▶ [EXERCISE REQUIREMENTS]: All of the listing below must be repeated word for word. Pictures are the only thing to omit.

── DATA LINES

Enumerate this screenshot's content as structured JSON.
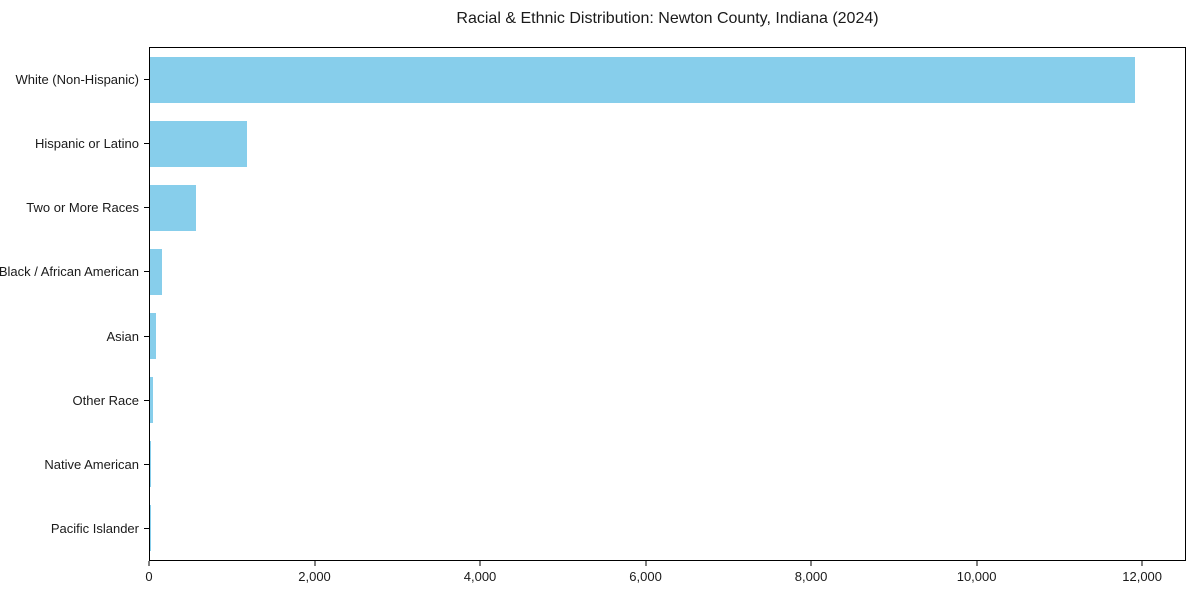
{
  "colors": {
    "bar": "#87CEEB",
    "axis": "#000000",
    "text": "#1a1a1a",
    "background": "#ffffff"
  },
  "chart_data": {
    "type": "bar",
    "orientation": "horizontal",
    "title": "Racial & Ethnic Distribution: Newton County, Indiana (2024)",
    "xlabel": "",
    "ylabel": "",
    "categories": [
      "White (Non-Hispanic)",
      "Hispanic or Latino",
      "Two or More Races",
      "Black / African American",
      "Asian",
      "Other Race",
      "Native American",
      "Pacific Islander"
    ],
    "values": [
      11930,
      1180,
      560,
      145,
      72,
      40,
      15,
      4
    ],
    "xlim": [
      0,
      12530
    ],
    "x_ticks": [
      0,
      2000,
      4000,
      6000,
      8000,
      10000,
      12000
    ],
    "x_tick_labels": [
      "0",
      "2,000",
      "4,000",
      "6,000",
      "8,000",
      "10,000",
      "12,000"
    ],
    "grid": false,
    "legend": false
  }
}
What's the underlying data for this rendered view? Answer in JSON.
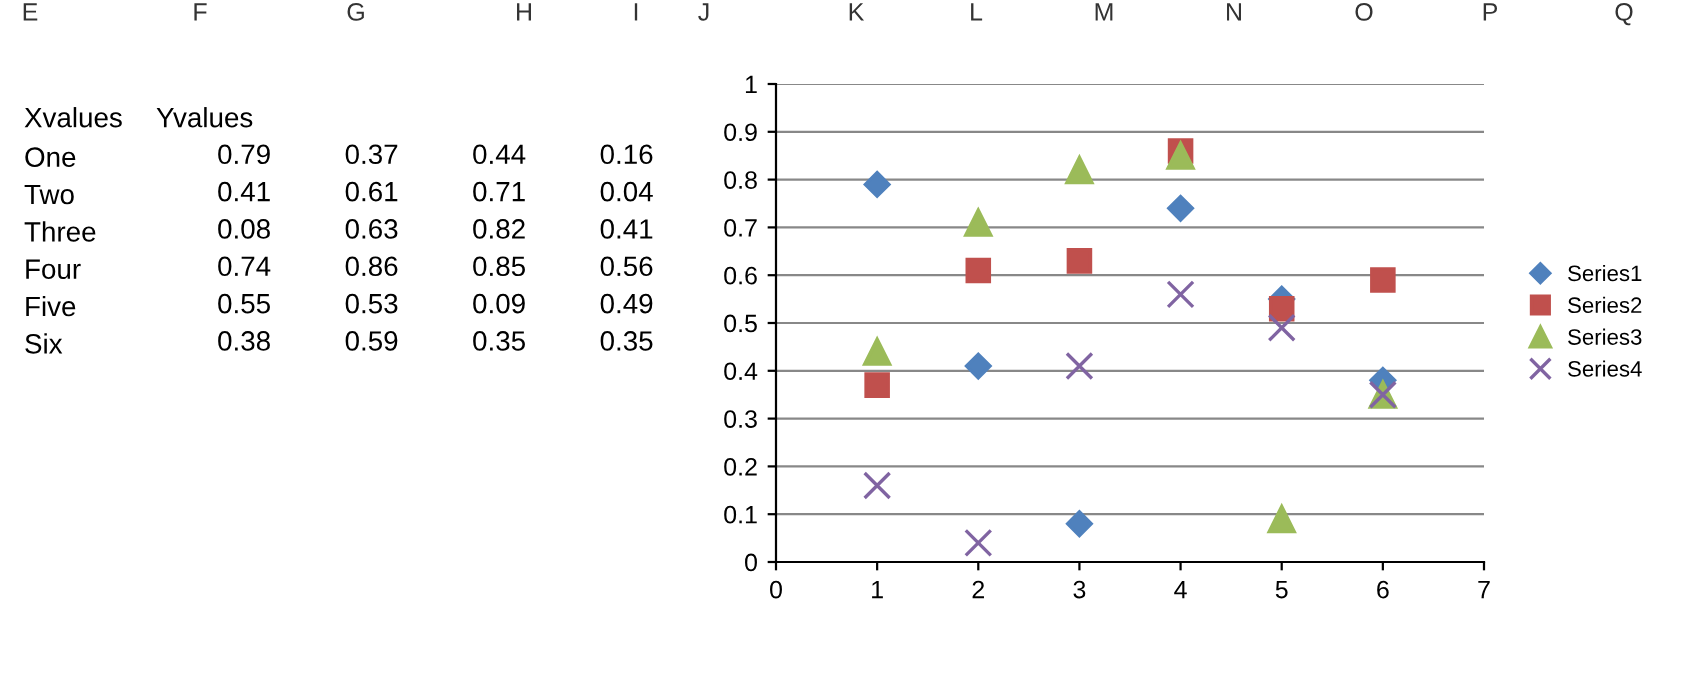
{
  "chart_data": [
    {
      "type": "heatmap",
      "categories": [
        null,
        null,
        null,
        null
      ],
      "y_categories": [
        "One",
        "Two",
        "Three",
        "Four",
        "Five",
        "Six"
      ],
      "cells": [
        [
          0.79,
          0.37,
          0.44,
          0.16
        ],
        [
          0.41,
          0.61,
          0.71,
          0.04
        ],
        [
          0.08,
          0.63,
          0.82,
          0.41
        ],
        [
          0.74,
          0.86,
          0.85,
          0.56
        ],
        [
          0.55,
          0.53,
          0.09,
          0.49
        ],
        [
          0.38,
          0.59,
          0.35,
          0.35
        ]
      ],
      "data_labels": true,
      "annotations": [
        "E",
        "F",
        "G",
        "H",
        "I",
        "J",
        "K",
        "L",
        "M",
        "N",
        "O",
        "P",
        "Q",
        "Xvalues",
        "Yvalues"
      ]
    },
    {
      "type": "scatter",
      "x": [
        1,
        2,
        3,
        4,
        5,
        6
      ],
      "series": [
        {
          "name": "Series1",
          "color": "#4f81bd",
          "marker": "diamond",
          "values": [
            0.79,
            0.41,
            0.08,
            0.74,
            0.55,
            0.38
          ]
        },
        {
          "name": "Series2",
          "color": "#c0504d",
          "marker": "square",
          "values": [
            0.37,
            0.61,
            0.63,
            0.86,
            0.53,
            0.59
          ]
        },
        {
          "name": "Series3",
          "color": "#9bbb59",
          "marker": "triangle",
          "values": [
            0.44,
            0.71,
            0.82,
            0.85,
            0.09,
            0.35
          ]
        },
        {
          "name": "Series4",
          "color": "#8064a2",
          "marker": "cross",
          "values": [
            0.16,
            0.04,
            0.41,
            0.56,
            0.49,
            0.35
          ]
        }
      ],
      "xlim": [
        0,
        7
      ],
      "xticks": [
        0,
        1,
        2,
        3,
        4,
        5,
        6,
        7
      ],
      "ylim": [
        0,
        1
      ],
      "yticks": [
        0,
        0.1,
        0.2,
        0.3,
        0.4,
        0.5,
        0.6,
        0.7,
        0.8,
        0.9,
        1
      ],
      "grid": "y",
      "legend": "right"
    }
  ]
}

────

▶ [RESULT]:
Enumerate this screenshot's content as structured JSON.
{
  "colors": {
    "bar": "#87CEEB",
    "axis": "#000000",
    "text": "#1a1a1a",
    "background": "#ffffff"
  },
  "chart_data": {
    "type": "bar",
    "orientation": "horizontal",
    "title": "Racial & Ethnic Distribution: Newton County, Indiana (2024)",
    "xlabel": "",
    "ylabel": "",
    "categories": [
      "White (Non-Hispanic)",
      "Hispanic or Latino",
      "Two or More Races",
      "Black / African American",
      "Asian",
      "Other Race",
      "Native American",
      "Pacific Islander"
    ],
    "values": [
      11930,
      1180,
      560,
      145,
      72,
      40,
      15,
      4
    ],
    "xlim": [
      0,
      12530
    ],
    "x_ticks": [
      0,
      2000,
      4000,
      6000,
      8000,
      10000,
      12000
    ],
    "x_tick_labels": [
      "0",
      "2,000",
      "4,000",
      "6,000",
      "8,000",
      "10,000",
      "12,000"
    ],
    "grid": false,
    "legend": false
  }
}
What's the underlying data for this rendered view? Answer in JSON.
{
  "chart_data": [
    {
      "type": "heatmap",
      "categories": [
        null,
        null,
        null,
        null
      ],
      "y_categories": [
        "One",
        "Two",
        "Three",
        "Four",
        "Five",
        "Six"
      ],
      "cells": [
        [
          0.79,
          0.37,
          0.44,
          0.16
        ],
        [
          0.41,
          0.61,
          0.71,
          0.04
        ],
        [
          0.08,
          0.63,
          0.82,
          0.41
        ],
        [
          0.74,
          0.86,
          0.85,
          0.56
        ],
        [
          0.55,
          0.53,
          0.09,
          0.49
        ],
        [
          0.38,
          0.59,
          0.35,
          0.35
        ]
      ],
      "data_labels": true,
      "annotations": [
        "E",
        "F",
        "G",
        "H",
        "I",
        "J",
        "K",
        "L",
        "M",
        "N",
        "O",
        "P",
        "Q",
        "Xvalues",
        "Yvalues"
      ]
    },
    {
      "type": "scatter",
      "x": [
        1,
        2,
        3,
        4,
        5,
        6
      ],
      "series": [
        {
          "name": "Series1",
          "color": "#4f81bd",
          "marker": "diamond",
          "values": [
            0.79,
            0.41,
            0.08,
            0.74,
            0.55,
            0.38
          ]
        },
        {
          "name": "Series2",
          "color": "#c0504d",
          "marker": "square",
          "values": [
            0.37,
            0.61,
            0.63,
            0.86,
            0.53,
            0.59
          ]
        },
        {
          "name": "Series3",
          "color": "#9bbb59",
          "marker": "triangle",
          "values": [
            0.44,
            0.71,
            0.82,
            0.85,
            0.09,
            0.35
          ]
        },
        {
          "name": "Series4",
          "color": "#8064a2",
          "marker": "cross",
          "values": [
            0.16,
            0.04,
            0.41,
            0.56,
            0.49,
            0.35
          ]
        }
      ],
      "xlim": [
        0,
        7
      ],
      "xticks": [
        0,
        1,
        2,
        3,
        4,
        5,
        6,
        7
      ],
      "ylim": [
        0,
        1
      ],
      "yticks": [
        0,
        0.1,
        0.2,
        0.3,
        0.4,
        0.5,
        0.6,
        0.7,
        0.8,
        0.9,
        1
      ],
      "grid": "y",
      "legend": "right"
    }
  ]
}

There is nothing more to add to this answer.